▸ Exercise: From the listing below, pick out each line with the word "title".

▸ Data section:

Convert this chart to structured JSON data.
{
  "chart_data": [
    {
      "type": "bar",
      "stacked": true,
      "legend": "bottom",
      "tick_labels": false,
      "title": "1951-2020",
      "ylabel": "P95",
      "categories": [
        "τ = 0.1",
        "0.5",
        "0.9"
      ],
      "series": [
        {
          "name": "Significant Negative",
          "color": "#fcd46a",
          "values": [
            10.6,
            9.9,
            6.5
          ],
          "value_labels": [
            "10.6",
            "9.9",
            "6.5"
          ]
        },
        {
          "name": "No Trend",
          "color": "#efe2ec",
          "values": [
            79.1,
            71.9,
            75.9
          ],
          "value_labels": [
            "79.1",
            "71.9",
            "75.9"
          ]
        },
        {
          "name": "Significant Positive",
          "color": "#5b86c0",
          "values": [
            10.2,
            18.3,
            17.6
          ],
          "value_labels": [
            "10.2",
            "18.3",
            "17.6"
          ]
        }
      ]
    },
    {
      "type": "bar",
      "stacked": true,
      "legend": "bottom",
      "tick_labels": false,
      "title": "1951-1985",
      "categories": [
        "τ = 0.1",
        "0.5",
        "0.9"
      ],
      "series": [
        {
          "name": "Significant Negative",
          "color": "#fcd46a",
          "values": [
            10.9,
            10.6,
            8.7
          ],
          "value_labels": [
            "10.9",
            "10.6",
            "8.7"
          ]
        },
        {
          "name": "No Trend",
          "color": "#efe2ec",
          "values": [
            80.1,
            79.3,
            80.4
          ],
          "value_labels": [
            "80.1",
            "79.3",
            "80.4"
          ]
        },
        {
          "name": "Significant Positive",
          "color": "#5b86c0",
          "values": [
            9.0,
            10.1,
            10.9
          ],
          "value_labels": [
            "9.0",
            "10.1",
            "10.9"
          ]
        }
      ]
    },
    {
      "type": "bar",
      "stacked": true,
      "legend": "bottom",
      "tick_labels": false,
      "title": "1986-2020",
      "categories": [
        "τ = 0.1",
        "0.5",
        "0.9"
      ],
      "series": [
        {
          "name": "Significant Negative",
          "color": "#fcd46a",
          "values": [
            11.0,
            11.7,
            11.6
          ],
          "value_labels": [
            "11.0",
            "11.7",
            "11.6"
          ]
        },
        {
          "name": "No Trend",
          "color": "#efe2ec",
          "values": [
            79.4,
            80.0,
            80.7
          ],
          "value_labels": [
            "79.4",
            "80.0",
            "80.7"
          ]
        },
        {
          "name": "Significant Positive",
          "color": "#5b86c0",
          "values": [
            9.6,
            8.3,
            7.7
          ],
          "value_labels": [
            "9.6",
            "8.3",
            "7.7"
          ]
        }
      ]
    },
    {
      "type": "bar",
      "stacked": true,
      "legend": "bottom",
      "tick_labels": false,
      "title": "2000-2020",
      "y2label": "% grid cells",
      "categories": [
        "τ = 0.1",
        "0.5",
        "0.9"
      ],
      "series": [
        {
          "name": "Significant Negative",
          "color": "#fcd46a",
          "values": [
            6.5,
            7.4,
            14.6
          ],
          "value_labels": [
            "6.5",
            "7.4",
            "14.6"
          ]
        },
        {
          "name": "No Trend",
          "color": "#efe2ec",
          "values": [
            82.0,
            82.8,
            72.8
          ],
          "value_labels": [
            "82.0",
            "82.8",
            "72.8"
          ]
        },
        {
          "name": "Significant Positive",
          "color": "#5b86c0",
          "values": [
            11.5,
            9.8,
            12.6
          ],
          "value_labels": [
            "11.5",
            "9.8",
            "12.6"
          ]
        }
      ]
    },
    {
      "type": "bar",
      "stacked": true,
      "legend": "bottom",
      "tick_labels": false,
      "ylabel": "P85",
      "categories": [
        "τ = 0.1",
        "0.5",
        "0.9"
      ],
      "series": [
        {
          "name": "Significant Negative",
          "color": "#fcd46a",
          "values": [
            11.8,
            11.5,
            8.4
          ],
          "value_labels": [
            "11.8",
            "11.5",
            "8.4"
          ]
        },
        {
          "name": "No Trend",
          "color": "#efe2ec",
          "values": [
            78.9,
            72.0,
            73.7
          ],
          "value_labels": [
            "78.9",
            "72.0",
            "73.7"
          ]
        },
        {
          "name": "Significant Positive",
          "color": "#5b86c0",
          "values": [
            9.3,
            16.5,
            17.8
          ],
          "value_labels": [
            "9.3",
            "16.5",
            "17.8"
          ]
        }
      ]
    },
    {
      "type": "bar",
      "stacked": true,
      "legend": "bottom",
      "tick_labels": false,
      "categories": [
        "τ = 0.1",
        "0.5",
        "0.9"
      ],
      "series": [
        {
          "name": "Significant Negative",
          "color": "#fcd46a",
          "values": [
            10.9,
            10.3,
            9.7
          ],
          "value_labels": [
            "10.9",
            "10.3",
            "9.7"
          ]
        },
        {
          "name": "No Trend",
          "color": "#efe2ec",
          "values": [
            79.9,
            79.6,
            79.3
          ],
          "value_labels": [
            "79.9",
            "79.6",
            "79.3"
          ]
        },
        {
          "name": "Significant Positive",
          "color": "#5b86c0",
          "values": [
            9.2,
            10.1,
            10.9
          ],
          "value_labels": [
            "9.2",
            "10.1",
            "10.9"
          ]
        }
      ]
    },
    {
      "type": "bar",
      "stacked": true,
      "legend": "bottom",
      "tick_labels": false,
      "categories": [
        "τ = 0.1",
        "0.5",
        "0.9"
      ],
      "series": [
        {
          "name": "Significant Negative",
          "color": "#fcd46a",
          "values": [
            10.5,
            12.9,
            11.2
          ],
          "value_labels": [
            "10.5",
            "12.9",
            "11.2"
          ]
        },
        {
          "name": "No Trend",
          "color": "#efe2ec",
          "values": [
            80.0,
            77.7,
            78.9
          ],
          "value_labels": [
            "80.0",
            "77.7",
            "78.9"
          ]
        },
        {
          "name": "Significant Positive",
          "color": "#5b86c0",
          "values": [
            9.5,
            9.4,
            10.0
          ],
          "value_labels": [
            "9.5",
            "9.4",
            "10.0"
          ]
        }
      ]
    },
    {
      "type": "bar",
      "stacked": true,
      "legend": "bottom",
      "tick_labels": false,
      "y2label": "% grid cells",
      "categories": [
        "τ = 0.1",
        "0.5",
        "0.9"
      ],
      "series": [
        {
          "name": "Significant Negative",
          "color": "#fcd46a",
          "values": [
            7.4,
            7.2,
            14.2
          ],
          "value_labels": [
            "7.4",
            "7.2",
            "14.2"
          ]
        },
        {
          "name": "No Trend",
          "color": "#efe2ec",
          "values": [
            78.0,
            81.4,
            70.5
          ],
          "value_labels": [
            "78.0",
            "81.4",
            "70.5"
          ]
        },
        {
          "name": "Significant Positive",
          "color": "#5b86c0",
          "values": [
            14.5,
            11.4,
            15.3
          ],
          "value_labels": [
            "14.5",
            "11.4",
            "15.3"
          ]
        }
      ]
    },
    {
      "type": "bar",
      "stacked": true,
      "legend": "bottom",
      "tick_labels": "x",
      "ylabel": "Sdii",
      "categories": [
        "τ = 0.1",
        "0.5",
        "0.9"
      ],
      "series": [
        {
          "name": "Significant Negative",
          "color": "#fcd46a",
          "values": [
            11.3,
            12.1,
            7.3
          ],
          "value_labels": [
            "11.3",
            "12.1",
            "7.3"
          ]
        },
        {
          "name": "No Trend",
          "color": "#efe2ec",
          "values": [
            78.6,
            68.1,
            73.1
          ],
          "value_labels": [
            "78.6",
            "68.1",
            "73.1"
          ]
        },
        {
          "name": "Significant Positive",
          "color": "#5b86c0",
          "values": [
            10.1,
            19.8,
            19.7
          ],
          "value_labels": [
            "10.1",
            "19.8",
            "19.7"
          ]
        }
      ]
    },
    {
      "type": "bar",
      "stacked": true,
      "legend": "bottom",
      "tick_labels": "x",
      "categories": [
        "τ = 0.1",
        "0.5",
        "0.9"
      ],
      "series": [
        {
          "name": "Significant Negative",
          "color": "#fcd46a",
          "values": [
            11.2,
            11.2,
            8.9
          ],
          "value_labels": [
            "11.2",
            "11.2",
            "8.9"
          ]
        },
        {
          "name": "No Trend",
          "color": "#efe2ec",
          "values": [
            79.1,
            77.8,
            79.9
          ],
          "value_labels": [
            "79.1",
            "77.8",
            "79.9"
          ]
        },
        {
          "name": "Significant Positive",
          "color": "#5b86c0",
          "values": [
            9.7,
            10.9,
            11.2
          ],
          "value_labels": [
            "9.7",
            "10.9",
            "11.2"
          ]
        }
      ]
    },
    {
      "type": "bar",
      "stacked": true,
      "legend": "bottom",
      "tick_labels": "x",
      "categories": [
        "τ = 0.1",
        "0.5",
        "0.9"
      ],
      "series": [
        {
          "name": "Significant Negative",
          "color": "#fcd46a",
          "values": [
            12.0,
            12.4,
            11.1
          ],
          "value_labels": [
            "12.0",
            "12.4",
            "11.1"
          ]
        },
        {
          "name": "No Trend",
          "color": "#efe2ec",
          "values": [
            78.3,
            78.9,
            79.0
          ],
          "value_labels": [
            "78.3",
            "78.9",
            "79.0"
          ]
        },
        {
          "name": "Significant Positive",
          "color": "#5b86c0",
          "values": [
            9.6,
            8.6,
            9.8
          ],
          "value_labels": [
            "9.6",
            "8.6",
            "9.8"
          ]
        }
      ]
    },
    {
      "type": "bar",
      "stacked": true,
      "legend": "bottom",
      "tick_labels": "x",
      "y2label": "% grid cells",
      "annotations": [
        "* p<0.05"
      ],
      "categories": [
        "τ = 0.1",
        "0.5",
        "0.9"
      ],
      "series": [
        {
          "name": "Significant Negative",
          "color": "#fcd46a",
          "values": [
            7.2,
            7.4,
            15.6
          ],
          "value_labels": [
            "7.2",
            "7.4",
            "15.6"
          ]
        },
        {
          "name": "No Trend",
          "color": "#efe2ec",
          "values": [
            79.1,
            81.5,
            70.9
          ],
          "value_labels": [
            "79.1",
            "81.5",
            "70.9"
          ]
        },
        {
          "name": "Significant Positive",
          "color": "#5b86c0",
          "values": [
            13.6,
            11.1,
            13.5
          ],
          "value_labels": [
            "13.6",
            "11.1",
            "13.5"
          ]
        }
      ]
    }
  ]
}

▸ Result of this task:
      "title": "1951-2020",
      "title": "1951-1985",
      "title": "1986-2020",
      "title": "2000-2020",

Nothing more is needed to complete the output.